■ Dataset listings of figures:
_ _ _ _ _

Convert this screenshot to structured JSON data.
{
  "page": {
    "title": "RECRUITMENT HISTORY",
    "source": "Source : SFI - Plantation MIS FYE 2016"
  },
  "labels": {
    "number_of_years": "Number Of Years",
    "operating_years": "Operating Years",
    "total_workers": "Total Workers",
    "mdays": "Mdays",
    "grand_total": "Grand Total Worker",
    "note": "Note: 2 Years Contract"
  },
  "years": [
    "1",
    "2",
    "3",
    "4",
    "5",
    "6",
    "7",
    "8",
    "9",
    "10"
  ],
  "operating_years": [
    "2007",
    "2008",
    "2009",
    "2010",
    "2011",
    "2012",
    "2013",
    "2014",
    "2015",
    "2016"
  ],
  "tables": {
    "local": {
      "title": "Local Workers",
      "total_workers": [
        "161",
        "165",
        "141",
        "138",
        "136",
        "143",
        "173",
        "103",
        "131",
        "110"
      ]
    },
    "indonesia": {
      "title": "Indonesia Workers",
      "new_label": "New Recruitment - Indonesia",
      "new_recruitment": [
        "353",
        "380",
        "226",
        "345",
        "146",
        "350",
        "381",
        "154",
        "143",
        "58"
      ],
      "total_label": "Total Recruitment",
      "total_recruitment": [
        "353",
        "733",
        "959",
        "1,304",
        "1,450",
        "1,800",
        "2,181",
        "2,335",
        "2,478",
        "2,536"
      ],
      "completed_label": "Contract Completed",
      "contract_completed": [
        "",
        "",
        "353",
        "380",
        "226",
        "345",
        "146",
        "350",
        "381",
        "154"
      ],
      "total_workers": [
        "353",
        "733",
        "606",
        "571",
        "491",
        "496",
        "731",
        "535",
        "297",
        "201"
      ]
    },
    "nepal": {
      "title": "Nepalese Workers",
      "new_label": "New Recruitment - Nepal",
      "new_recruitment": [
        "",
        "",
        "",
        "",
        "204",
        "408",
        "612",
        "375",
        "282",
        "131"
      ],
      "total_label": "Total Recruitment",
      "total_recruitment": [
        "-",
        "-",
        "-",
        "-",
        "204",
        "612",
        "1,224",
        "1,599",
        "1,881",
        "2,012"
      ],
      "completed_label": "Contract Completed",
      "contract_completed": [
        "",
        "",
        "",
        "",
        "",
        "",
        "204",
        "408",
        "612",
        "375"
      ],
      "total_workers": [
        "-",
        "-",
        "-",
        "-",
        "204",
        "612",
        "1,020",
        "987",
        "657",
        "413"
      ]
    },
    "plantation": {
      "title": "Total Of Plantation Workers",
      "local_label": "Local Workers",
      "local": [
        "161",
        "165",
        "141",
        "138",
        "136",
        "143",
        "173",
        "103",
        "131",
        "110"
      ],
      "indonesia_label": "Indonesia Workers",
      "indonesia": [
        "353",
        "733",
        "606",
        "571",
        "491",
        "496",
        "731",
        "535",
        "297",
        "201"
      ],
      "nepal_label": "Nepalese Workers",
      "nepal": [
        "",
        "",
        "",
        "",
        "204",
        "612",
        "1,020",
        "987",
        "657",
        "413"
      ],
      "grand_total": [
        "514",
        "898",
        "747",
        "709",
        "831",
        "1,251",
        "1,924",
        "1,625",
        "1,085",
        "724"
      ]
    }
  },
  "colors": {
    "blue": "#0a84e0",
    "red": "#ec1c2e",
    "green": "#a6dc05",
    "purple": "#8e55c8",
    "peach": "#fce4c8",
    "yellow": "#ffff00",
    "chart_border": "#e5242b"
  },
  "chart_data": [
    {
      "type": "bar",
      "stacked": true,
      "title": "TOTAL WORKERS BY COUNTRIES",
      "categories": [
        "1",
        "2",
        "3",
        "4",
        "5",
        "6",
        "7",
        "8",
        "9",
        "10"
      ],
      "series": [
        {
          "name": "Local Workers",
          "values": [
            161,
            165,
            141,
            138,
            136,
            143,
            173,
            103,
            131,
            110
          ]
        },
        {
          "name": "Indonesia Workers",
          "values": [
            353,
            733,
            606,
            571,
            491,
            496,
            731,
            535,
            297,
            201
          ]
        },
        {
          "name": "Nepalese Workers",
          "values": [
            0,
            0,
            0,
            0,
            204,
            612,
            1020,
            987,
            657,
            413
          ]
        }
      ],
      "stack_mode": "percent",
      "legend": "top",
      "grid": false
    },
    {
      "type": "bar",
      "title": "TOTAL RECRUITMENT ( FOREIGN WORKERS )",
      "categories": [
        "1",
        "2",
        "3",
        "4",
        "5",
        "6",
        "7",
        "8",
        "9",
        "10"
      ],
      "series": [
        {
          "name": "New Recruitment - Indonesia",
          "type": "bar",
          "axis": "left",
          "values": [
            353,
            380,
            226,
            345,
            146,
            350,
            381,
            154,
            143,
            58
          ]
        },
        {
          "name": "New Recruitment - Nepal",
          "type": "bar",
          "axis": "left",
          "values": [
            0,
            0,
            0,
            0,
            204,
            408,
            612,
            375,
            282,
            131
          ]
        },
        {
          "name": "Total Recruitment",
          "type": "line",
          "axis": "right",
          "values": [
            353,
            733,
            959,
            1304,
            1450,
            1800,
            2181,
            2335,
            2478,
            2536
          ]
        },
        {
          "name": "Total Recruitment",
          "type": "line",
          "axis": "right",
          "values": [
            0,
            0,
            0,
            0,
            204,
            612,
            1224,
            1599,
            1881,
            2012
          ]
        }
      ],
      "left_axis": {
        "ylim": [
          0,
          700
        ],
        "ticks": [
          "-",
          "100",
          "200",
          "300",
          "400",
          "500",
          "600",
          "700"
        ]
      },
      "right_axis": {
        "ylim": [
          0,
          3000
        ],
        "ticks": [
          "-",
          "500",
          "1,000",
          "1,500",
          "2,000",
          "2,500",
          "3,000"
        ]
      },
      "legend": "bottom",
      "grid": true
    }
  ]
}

_ _ _ _ _

■ Task objective: All of the entries must be quoted exactly; please include each one.

■ Answer for the task:
Convert this screenshot to structured JSON data.
{
  "page": {
    "title": "RECRUITMENT HISTORY",
    "source": "Source : SFI - Plantation MIS FYE 2016"
  },
  "labels": {
    "number_of_years": "Number Of Years",
    "operating_years": "Operating Years",
    "total_workers": "Total Workers",
    "mdays": "Mdays",
    "grand_total": "Grand Total Worker",
    "note": "Note: 2 Years Contract"
  },
  "years": [
    "1",
    "2",
    "3",
    "4",
    "5",
    "6",
    "7",
    "8",
    "9",
    "10"
  ],
  "operating_years": [
    "2007",
    "2008",
    "2009",
    "2010",
    "2011",
    "2012",
    "2013",
    "2014",
    "2015",
    "2016"
  ],
  "tables": {
    "local": {
      "title": "Local Workers",
      "total_workers": [
        "161",
        "165",
        "141",
        "138",
        "136",
        "143",
        "173",
        "103",
        "131",
        "110"
      ]
    },
    "indonesia": {
      "title": "Indonesia Workers",
      "new_label": "New Recruitment - Indonesia",
      "new_recruitment": [
        "353",
        "380",
        "226",
        "345",
        "146",
        "350",
        "381",
        "154",
        "143",
        "58"
      ],
      "total_label": "Total Recruitment",
      "total_recruitment": [
        "353",
        "733",
        "959",
        "1,304",
        "1,450",
        "1,800",
        "2,181",
        "2,335",
        "2,478",
        "2,536"
      ],
      "completed_label": "Contract Completed",
      "contract_completed": [
        "",
        "",
        "353",
        "380",
        "226",
        "345",
        "146",
        "350",
        "381",
        "154"
      ],
      "total_workers": [
        "353",
        "733",
        "606",
        "571",
        "491",
        "496",
        "731",
        "535",
        "297",
        "201"
      ]
    },
    "nepal": {
      "title": "Nepalese Workers",
      "new_label": "New Recruitment - Nepal",
      "new_recruitment": [
        "",
        "",
        "",
        "",
        "204",
        "408",
        "612",
        "375",
        "282",
        "131"
      ],
      "total_label": "Total Recruitment",
      "total_recruitment": [
        "-",
        "-",
        "-",
        "-",
        "204",
        "612",
        "1,224",
        "1,599",
        "1,881",
        "2,012"
      ],
      "completed_label": "Contract Completed",
      "contract_completed": [
        "",
        "",
        "",
        "",
        "",
        "",
        "204",
        "408",
        "612",
        "375"
      ],
      "total_workers": [
        "-",
        "-",
        "-",
        "-",
        "204",
        "612",
        "1,020",
        "987",
        "657",
        "413"
      ]
    },
    "plantation": {
      "title": "Total Of Plantation Workers",
      "local_label": "Local Workers",
      "local": [
        "161",
        "165",
        "141",
        "138",
        "136",
        "143",
        "173",
        "103",
        "131",
        "110"
      ],
      "indonesia_label": "Indonesia Workers",
      "indonesia": [
        "353",
        "733",
        "606",
        "571",
        "491",
        "496",
        "731",
        "535",
        "297",
        "201"
      ],
      "nepal_label": "Nepalese Workers",
      "nepal": [
        "",
        "",
        "",
        "",
        "204",
        "612",
        "1,020",
        "987",
        "657",
        "413"
      ],
      "grand_total": [
        "514",
        "898",
        "747",
        "709",
        "831",
        "1,251",
        "1,924",
        "1,625",
        "1,085",
        "724"
      ]
    }
  },
  "colors": {
    "blue": "#0a84e0",
    "red": "#ec1c2e",
    "green": "#a6dc05",
    "purple": "#8e55c8",
    "peach": "#fce4c8",
    "yellow": "#ffff00",
    "chart_border": "#e5242b"
  },
  "chart_data": [
    {
      "type": "bar",
      "stacked": true,
      "title": "TOTAL WORKERS BY COUNTRIES",
      "categories": [
        "1",
        "2",
        "3",
        "4",
        "5",
        "6",
        "7",
        "8",
        "9",
        "10"
      ],
      "series": [
        {
          "name": "Local Workers",
          "values": [
            161,
            165,
            141,
            138,
            136,
            143,
            173,
            103,
            131,
            110
          ]
        },
        {
          "name": "Indonesia Workers",
          "values": [
            353,
            733,
            606,
            571,
            491,
            496,
            731,
            535,
            297,
            201
          ]
        },
        {
          "name": "Nepalese Workers",
          "values": [
            0,
            0,
            0,
            0,
            204,
            612,
            1020,
            987,
            657,
            413
          ]
        }
      ],
      "stack_mode": "percent",
      "legend": "top",
      "grid": false
    },
    {
      "type": "bar",
      "title": "TOTAL RECRUITMENT ( FOREIGN WORKERS )",
      "categories": [
        "1",
        "2",
        "3",
        "4",
        "5",
        "6",
        "7",
        "8",
        "9",
        "10"
      ],
      "series": [
        {
          "name": "New Recruitment - Indonesia",
          "type": "bar",
          "axis": "left",
          "values": [
            353,
            380,
            226,
            345,
            146,
            350,
            381,
            154,
            143,
            58
          ]
        },
        {
          "name": "New Recruitment - Nepal",
          "type": "bar",
          "axis": "left",
          "values": [
            0,
            0,
            0,
            0,
            204,
            408,
            612,
            375,
            282,
            131
          ]
        },
        {
          "name": "Total Recruitment",
          "type": "line",
          "axis": "right",
          "values": [
            353,
            733,
            959,
            1304,
            1450,
            1800,
            2181,
            2335,
            2478,
            2536
          ]
        },
        {
          "name": "Total Recruitment",
          "type": "line",
          "axis": "right",
          "values": [
            0,
            0,
            0,
            0,
            204,
            612,
            1224,
            1599,
            1881,
            2012
          ]
        }
      ],
      "left_axis": {
        "ylim": [
          0,
          700
        ],
        "ticks": [
          "-",
          "100",
          "200",
          "300",
          "400",
          "500",
          "600",
          "700"
        ]
      },
      "right_axis": {
        "ylim": [
          0,
          3000
        ],
        "ticks": [
          "-",
          "500",
          "1,000",
          "1,500",
          "2,000",
          "2,500",
          "3,000"
        ]
      },
      "legend": "bottom",
      "grid": true
    }
  ]
}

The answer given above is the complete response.